**AIM OF THE EXERCISE:**
Find all lines in the listing that include the word "yard", then copy them.

**RECORDS PROVIDED:**
***
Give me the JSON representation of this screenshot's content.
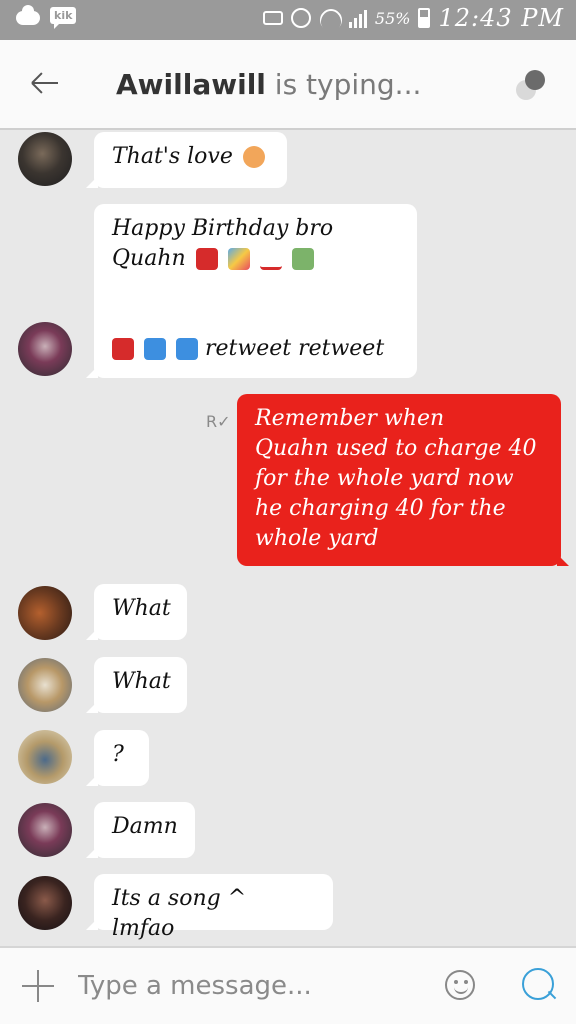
{
  "status_bar": {
    "kik_badge": "kik",
    "battery_percent": "55%",
    "time": "12:43 PM",
    "icons": [
      "cloud-icon",
      "kik-icon",
      "mute-icon",
      "alarm-icon",
      "wifi-icon",
      "signal-icon",
      "battery-icon"
    ]
  },
  "header": {
    "contact_name": "Awillawill",
    "status": " is typing...",
    "back_icon": "arrow-left-icon",
    "options_icon": "options-dots-icon"
  },
  "messages": [
    {
      "direction": "in",
      "text": "That's love",
      "emoji": [
        "#f2a65a"
      ]
    },
    {
      "direction": "in",
      "text_line1": "Happy Birthday bro",
      "text_line2": "Quahn",
      "text_line3": "retweet retweet"
    },
    {
      "direction": "out",
      "read_receipt": "R✓",
      "text_line1": "Remember when",
      "text_line2": "Quahn used to charge 40",
      "text_line3": "for the whole yard now",
      "text_line4": "he charging 40 for the",
      "text_line5": "whole yard"
    },
    {
      "direction": "in",
      "text": "What"
    },
    {
      "direction": "in",
      "text": "What"
    },
    {
      "direction": "in",
      "text": "?"
    },
    {
      "direction": "in",
      "text": "Damn"
    },
    {
      "direction": "in",
      "text": "Its a song ^ lmfao"
    }
  ],
  "composer": {
    "placeholder": "Type a message...",
    "add_icon": "plus-icon",
    "emoji_icon": "smiley-icon",
    "search_icon": "search-icon"
  },
  "colors": {
    "outgoing_bubble": "#e9221c",
    "status_bar": "#9a9a9a",
    "accent": "#3aa0d8"
  }
}
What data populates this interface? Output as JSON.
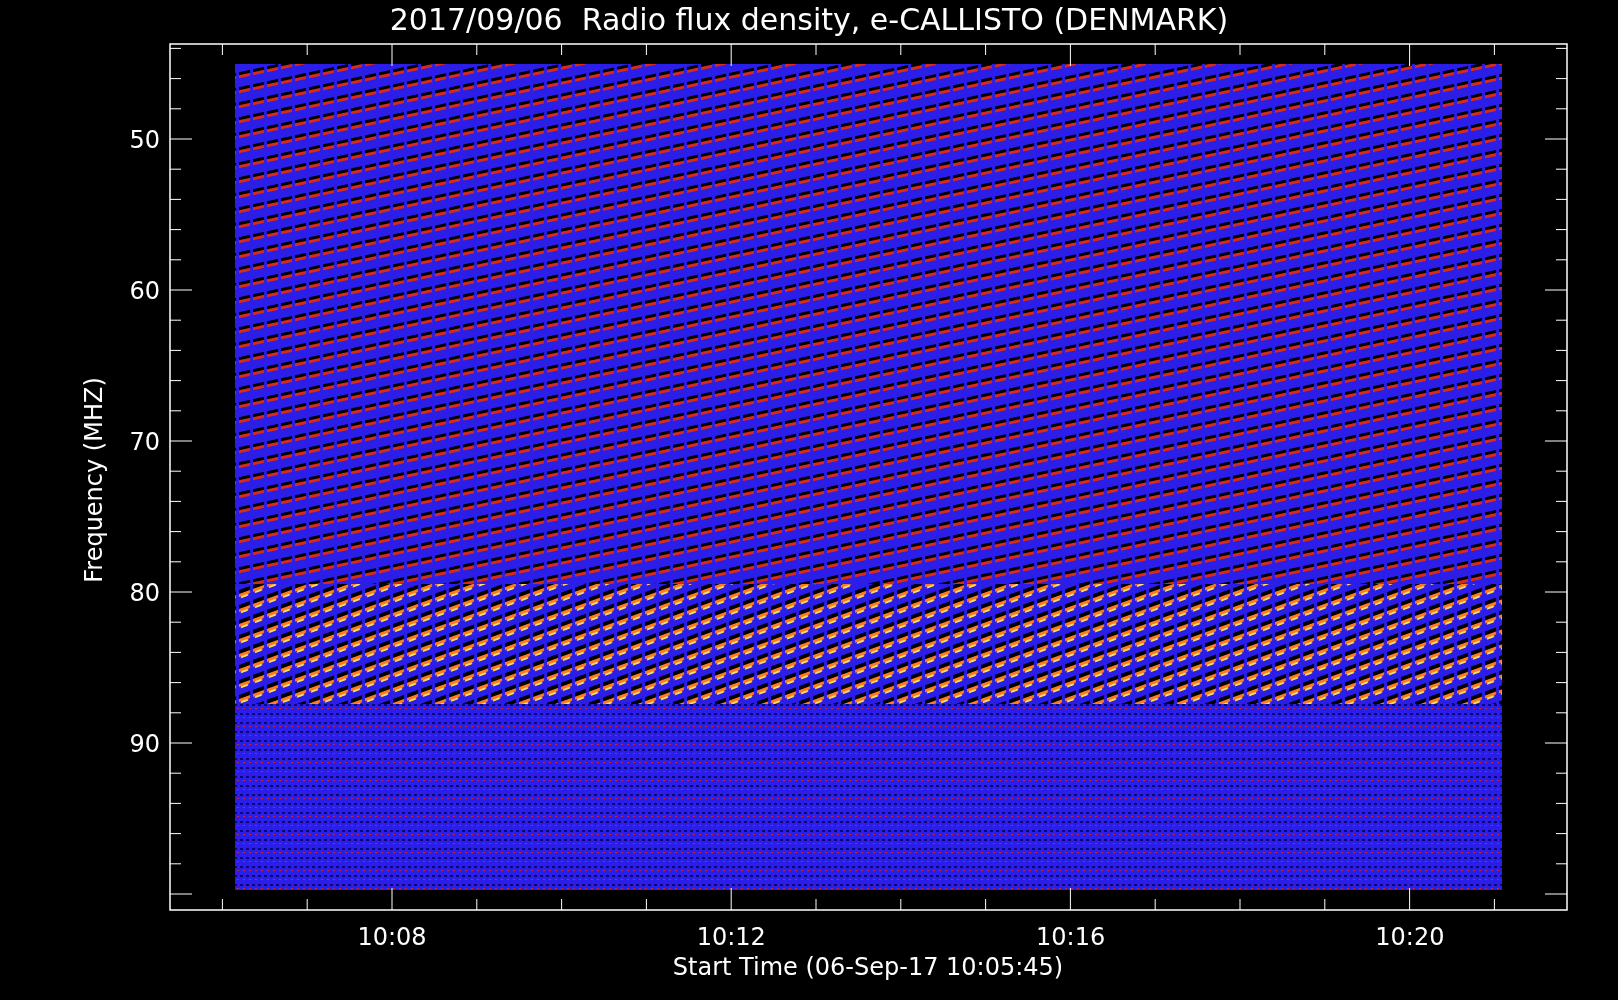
{
  "title": "2017/09/06  Radio flux density, e-CALLISTO (DENMARK)",
  "y_axis": {
    "label": "Frequency (MHZ)",
    "ticks": [
      "50",
      "60",
      "70",
      "80",
      "90"
    ]
  },
  "x_axis": {
    "label": "Start Time (06-Sep-17 10:05:45)",
    "ticks": [
      "10:08",
      "10:12",
      "10:16",
      "10:20"
    ]
  }
}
***
**FINAL ANSWER:**
      "text_line3": "for the whole yard now",
      "text_line5": "whole yard"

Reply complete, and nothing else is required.